Repeat the listing exactly as given, omitting every image.

◇ ◇ ◇ ◇

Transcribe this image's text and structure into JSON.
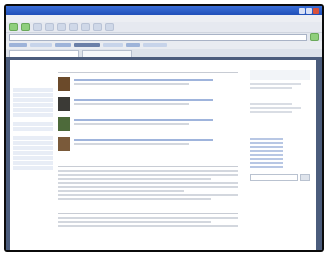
{
  "browser": {
    "title": "",
    "menu": [],
    "address": "",
    "tabs": [
      {
        "label": "",
        "active": true
      },
      {
        "label": "",
        "active": false
      }
    ]
  },
  "page": {
    "logo_text": "",
    "sidebar_items": [],
    "heading": "",
    "section_1_title": "",
    "section_2_title": "",
    "right_title": ""
  }
}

◇ ◇ ◇ ◇

Final result -
Transcribe this image's text and structure into JSON.
{
  "browser": {
    "title": "",
    "menu": [],
    "address": "",
    "tabs": [
      {
        "label": "",
        "active": true
      },
      {
        "label": "",
        "active": false
      }
    ]
  },
  "page": {
    "logo_text": "",
    "sidebar_items": [],
    "heading": "",
    "section_1_title": "",
    "section_2_title": "",
    "right_title": ""
  }
}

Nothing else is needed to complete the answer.